> Exercise description: Without the pictures, return all of the material exactly as written.

> Data supplied:
-- Begin --

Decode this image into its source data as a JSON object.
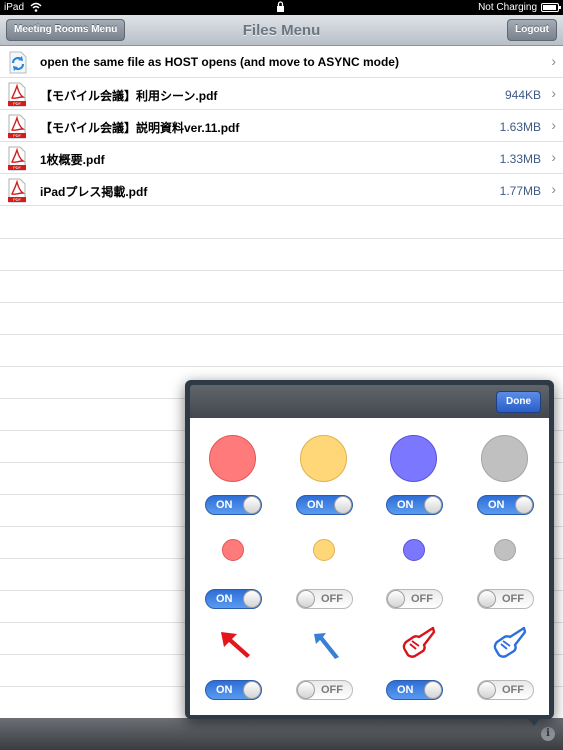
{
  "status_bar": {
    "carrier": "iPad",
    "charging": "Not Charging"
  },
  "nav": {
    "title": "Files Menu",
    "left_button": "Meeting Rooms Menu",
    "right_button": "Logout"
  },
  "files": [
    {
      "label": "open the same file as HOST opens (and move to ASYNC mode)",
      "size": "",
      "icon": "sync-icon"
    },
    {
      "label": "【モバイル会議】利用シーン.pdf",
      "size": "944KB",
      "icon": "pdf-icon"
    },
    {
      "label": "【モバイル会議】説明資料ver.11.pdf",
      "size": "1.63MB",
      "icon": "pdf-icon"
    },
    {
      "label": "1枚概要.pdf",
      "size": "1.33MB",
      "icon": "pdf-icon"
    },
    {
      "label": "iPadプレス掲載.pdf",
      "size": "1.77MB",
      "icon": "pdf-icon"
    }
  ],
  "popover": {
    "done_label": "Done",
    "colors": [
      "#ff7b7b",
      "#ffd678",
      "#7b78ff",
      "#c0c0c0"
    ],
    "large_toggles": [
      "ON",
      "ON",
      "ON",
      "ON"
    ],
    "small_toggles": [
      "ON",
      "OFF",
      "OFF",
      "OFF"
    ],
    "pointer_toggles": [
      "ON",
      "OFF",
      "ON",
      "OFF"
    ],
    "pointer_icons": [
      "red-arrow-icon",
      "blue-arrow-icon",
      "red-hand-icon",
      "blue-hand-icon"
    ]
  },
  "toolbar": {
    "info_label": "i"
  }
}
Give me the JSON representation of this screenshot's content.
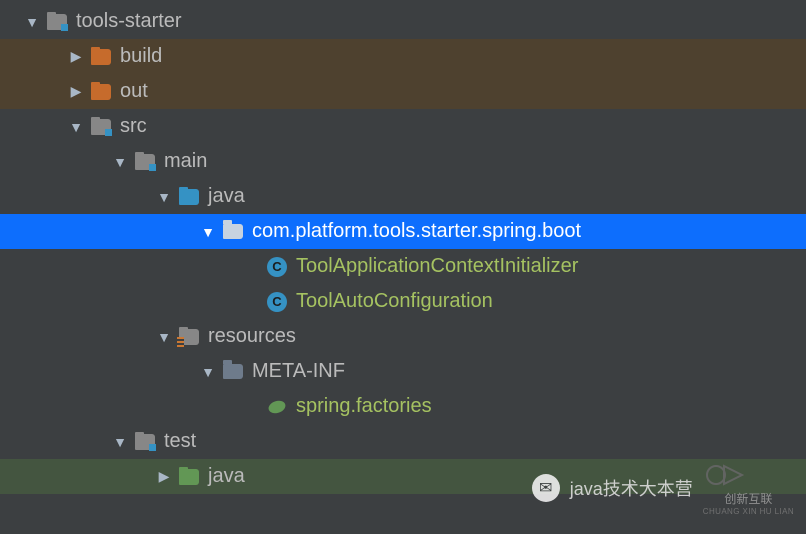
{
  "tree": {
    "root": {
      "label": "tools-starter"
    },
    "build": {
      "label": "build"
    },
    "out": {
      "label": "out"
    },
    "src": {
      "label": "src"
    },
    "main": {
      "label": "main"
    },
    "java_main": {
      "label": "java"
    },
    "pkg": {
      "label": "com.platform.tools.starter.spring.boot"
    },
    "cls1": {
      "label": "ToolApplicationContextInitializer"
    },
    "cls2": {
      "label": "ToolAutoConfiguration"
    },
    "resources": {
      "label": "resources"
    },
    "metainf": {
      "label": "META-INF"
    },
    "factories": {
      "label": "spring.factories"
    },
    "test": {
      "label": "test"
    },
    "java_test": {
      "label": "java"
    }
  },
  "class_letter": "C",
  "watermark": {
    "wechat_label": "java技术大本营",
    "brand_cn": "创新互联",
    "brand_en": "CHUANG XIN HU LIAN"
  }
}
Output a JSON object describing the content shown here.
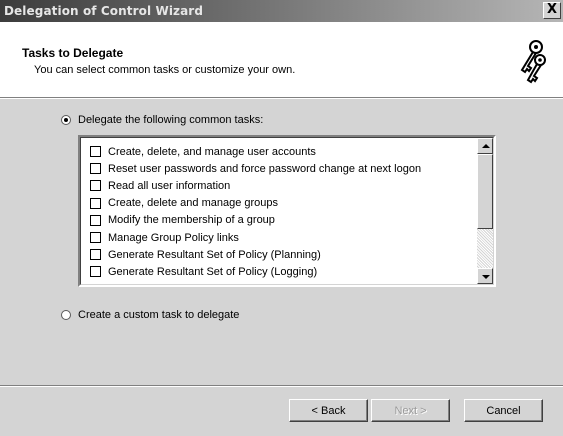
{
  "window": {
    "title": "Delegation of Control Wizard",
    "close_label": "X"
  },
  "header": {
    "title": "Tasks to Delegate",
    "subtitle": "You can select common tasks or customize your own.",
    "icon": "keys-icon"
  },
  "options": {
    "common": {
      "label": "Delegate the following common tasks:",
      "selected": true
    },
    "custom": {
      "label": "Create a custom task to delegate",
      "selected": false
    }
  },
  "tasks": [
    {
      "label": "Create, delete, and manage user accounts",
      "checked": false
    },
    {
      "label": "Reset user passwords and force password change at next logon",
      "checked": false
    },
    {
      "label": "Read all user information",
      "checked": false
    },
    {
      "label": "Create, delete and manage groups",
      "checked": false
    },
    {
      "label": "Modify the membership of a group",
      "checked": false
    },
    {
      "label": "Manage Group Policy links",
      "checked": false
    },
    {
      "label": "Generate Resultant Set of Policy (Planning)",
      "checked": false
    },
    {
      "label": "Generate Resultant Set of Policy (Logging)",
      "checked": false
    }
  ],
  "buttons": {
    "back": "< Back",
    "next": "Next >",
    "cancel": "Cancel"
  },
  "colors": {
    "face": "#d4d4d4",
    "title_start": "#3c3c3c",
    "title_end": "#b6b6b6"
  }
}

-- End --

> Full solution:
Decode this image into its source data as a JSON object.
{
  "status_bar": {
    "carrier": "iPad",
    "charging": "Not Charging"
  },
  "nav": {
    "title": "Files Menu",
    "left_button": "Meeting Rooms Menu",
    "right_button": "Logout"
  },
  "files": [
    {
      "label": "open the same file as HOST opens (and move to ASYNC mode)",
      "size": "",
      "icon": "sync-icon"
    },
    {
      "label": "【モバイル会議】利用シーン.pdf",
      "size": "944KB",
      "icon": "pdf-icon"
    },
    {
      "label": "【モバイル会議】説明資料ver.11.pdf",
      "size": "1.63MB",
      "icon": "pdf-icon"
    },
    {
      "label": "1枚概要.pdf",
      "size": "1.33MB",
      "icon": "pdf-icon"
    },
    {
      "label": "iPadプレス掲載.pdf",
      "size": "1.77MB",
      "icon": "pdf-icon"
    }
  ],
  "popover": {
    "done_label": "Done",
    "colors": [
      "#ff7b7b",
      "#ffd678",
      "#7b78ff",
      "#c0c0c0"
    ],
    "large_toggles": [
      "ON",
      "ON",
      "ON",
      "ON"
    ],
    "small_toggles": [
      "ON",
      "OFF",
      "OFF",
      "OFF"
    ],
    "pointer_toggles": [
      "ON",
      "OFF",
      "ON",
      "OFF"
    ],
    "pointer_icons": [
      "red-arrow-icon",
      "blue-arrow-icon",
      "red-hand-icon",
      "blue-hand-icon"
    ]
  },
  "toolbar": {
    "info_label": "i"
  }
}
Give me the JSON representation of this screenshot's content.
{
  "tree": {
    "root": {
      "label": "tools-starter"
    },
    "build": {
      "label": "build"
    },
    "out": {
      "label": "out"
    },
    "src": {
      "label": "src"
    },
    "main": {
      "label": "main"
    },
    "java_main": {
      "label": "java"
    },
    "pkg": {
      "label": "com.platform.tools.starter.spring.boot"
    },
    "cls1": {
      "label": "ToolApplicationContextInitializer"
    },
    "cls2": {
      "label": "ToolAutoConfiguration"
    },
    "resources": {
      "label": "resources"
    },
    "metainf": {
      "label": "META-INF"
    },
    "factories": {
      "label": "spring.factories"
    },
    "test": {
      "label": "test"
    },
    "java_test": {
      "label": "java"
    }
  },
  "class_letter": "C",
  "watermark": {
    "wechat_label": "java技术大本营",
    "brand_cn": "创新互联",
    "brand_en": "CHUANG XIN HU LIAN"
  }
}
Output a JSON object describing the content shown here.
{
  "window": {
    "title": "Delegation of Control Wizard",
    "close_label": "X"
  },
  "header": {
    "title": "Tasks to Delegate",
    "subtitle": "You can select common tasks or customize your own.",
    "icon": "keys-icon"
  },
  "options": {
    "common": {
      "label": "Delegate the following common tasks:",
      "selected": true
    },
    "custom": {
      "label": "Create a custom task to delegate",
      "selected": false
    }
  },
  "tasks": [
    {
      "label": "Create, delete, and manage user accounts",
      "checked": false
    },
    {
      "label": "Reset user passwords and force password change at next logon",
      "checked": false
    },
    {
      "label": "Read all user information",
      "checked": false
    },
    {
      "label": "Create, delete and manage groups",
      "checked": false
    },
    {
      "label": "Modify the membership of a group",
      "checked": false
    },
    {
      "label": "Manage Group Policy links",
      "checked": false
    },
    {
      "label": "Generate Resultant Set of Policy (Planning)",
      "checked": false
    },
    {
      "label": "Generate Resultant Set of Policy (Logging)",
      "checked": false
    }
  ],
  "buttons": {
    "back": "< Back",
    "next": "Next >",
    "cancel": "Cancel"
  },
  "colors": {
    "face": "#d4d4d4",
    "title_start": "#3c3c3c",
    "title_end": "#b6b6b6"
  }
}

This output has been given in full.